Directive ->
Transcribe all the entries word for word, omitting any pictures they contain.

— Start of Available data —

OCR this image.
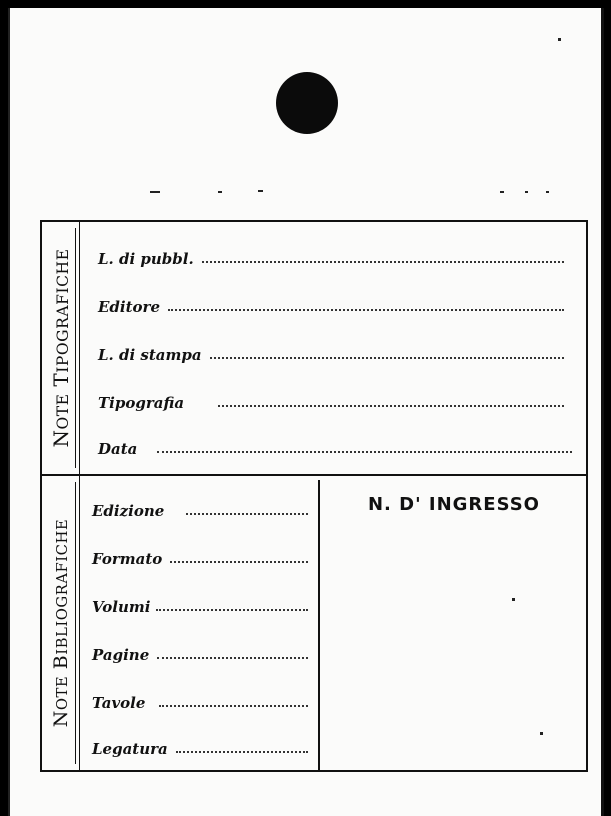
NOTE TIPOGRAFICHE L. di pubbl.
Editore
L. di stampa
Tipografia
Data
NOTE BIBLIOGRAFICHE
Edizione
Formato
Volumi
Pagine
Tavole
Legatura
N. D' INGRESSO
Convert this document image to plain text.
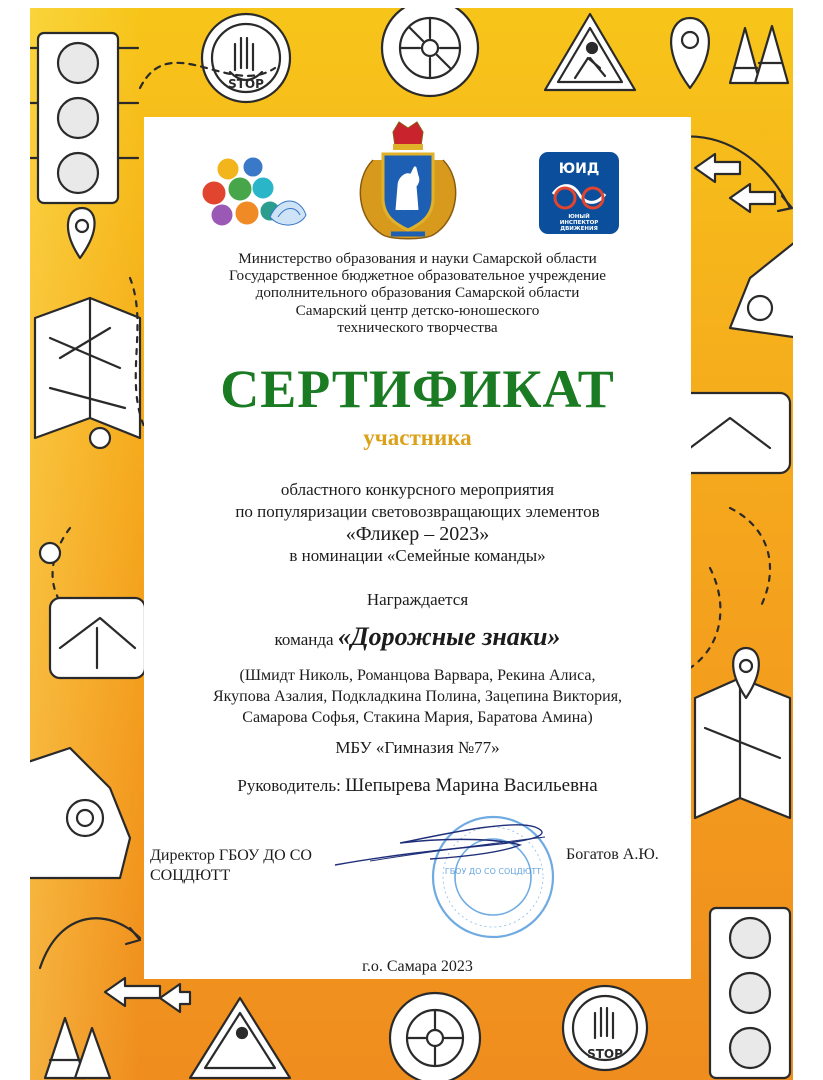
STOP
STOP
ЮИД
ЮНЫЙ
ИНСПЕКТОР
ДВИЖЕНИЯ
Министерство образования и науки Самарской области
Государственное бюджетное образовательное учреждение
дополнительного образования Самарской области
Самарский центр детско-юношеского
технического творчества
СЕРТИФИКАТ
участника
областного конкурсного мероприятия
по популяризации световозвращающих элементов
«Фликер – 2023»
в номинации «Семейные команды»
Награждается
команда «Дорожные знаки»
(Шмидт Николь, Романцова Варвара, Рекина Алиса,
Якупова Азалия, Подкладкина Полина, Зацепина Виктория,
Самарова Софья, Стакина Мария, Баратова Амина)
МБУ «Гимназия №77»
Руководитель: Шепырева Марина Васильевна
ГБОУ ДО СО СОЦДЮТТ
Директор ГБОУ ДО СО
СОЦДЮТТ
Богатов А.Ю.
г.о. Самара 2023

— End of Available data —

Written answer ->
OCR this image.
NOTE TIPOGRAFICHE L. di pubbl.
Editore
L. di stampa
Tipografia
Data
NOTE BIBLIOGRAFICHE
Edizione
Formato
Volumi
Pagine
Tavole
Legatura
N. D' INGRESSO
Convert this document image to plain text.
STOP
STOP
ЮИД
ЮНЫЙ
ИНСПЕКТОР
ДВИЖЕНИЯ
Министерство образования и науки Самарской области
Государственное бюджетное образовательное учреждение
дополнительного образования Самарской области
Самарский центр детско-юношеского
технического творчества
СЕРТИФИКАТ
участника
областного конкурсного мероприятия
по популяризации световозвращающих элементов
«Фликер – 2023»
в номинации «Семейные команды»
Награждается
команда «Дорожные знаки»
(Шмидт Николь, Романцова Варвара, Рекина Алиса,
Якупова Азалия, Подкладкина Полина, Зацепина Виктория,
Самарова Софья, Стакина Мария, Баратова Амина)
МБУ «Гимназия №77»
Руководитель: Шепырева Марина Васильевна
ГБОУ ДО СО СОЦДЮТТ
Директор ГБОУ ДО СО
СОЦДЮТТ
Богатов А.Ю.
г.о. Самара 2023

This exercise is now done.